Tally the lines below that contain the word "الله", and give only that number.

──────── RECORD EXCERPTS

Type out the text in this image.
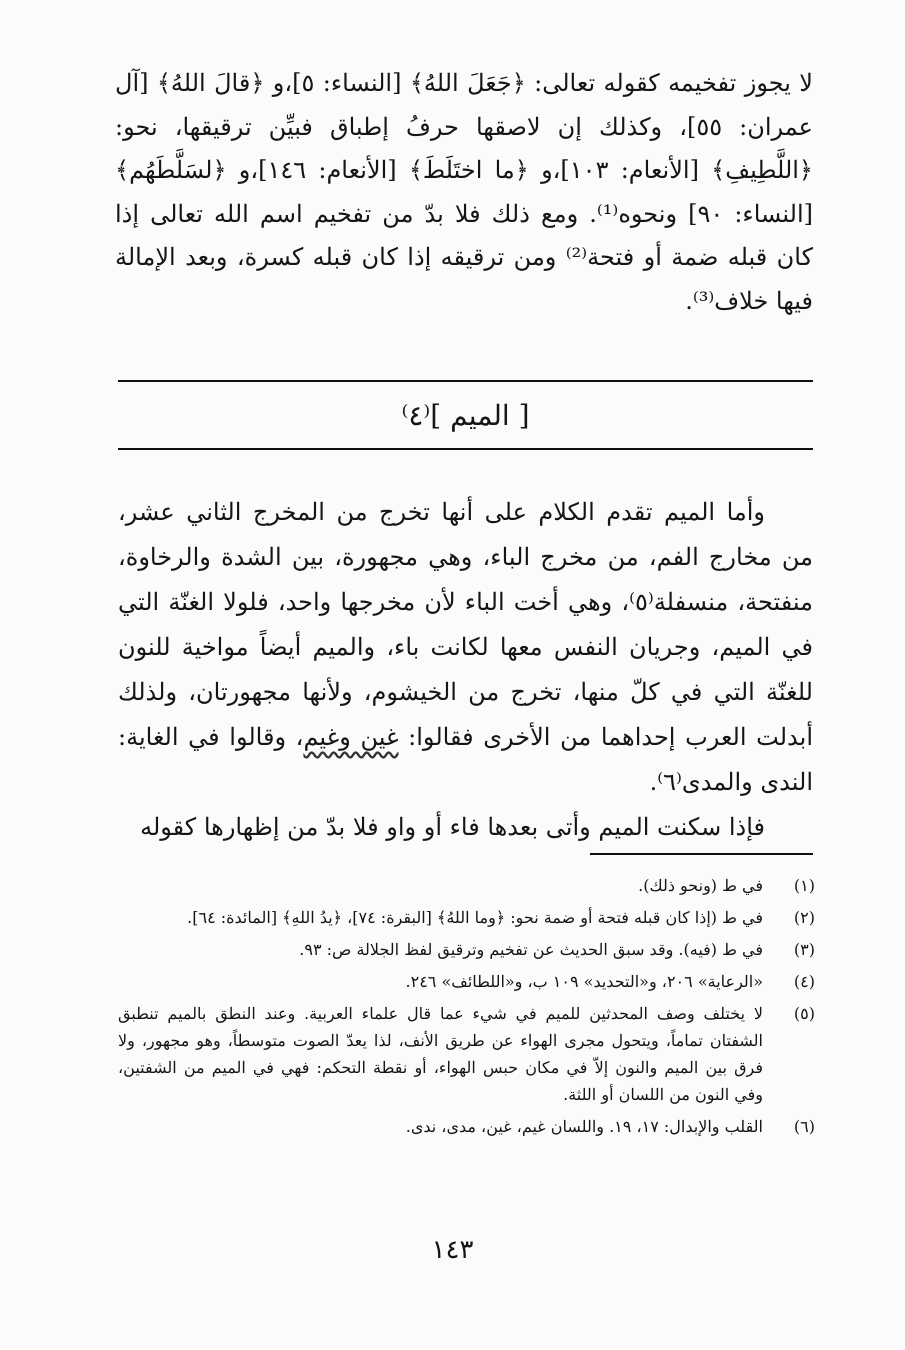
لا يجوز تفخيمه كقوله تعالى: ﴿جَعَلَ اللهُ﴾ [النساء: ٥]،و ﴿قالَ اللهُ﴾ [آل عمران: ٥٥]، وكذلك إن لاصقها حرفُ إطباق فبيِّن ترقيقها، نحو: ﴿اللَّطِيفِ﴾ [الأنعام: ١٠٣]،و ﴿ما اختَلَطَ﴾ [الأنعام: ١٤٦]،و ﴿لسَلَّطَهُم﴾ [النساء: ٩٠] ونحوه⁽¹⁾. ومع ذلك فلا بدّ من تفخيم اسم الله تعالى إذا كان قبله ضمة أو فتحة⁽²⁾ ومن ترقيقه إذا كان قبله كسرة، وبعد الإمالة فيها خلاف⁽³⁾.

[ الميم ]⁽٤⁾

وأما الميم تقدم الكلام على أنها تخرج من المخرج الثاني عشر، من مخارج الفم، من مخرج الباء، وهي مجهورة، بين الشدة والرخاوة، منفتحة، منسفلة⁽٥⁾، وهي أخت الباء لأن مخرجها واحد، فلولا الغنّة التي في الميم، وجريان النفس معها لكانت باء، والميم أيضاً مواخية للنون للغنّة التي في كلّ منها، تخرج من الخيشوم، ولأنها مجهورتان، ولذلك أبدلت العرب إحداهما من الأخرى فقالوا: غين وغيم، وقالوا في الغاية: الندى والمدى⁽٦⁾.

فإذا سكنت الميم وأتى بعدها فاء أو واو فلا بدّ من إظهارها كقوله

(١)
في ط (ونحو ذلك).
(٢)
في ط (إذا كان قبله فتحة أو ضمة نحو: ﴿وما اللهُ﴾ [البقرة: ٧٤]، ﴿يدُ اللهِ﴾ [المائدة: ٦٤].
(٣)
في ط (فيه). وقد سبق الحديث عن تفخيم وترقيق لفظ الجلالة ص: ٩٣.
(٤)
«الرعاية» ٢٠٦، و«التحديد» ١٠٩ ب، و«اللطائف» ٢٤٦.
(٥)
لا يختلف وصف المحدثين للميم في شيء عما قال علماء العربية. وعند النطق بالميم تنطبق الشفتان تماماً، ويتحول مجرى الهواء عن طريق الأنف، لذا يعدّ الصوت متوسطاً، وهو مجهور، ولا فرق بين الميم والنون إلاّ في مكان حبس الهواء، أو نقطة التحكم: فهي في الميم من الشفتين، وفي النون من اللسان أو اللثة.
(٦)
القلب والإبدال: ١٧، ١٩. واللسان غيم، غين، مدى، ندى.
١٤٣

────────────────

## TASK ANSWER
2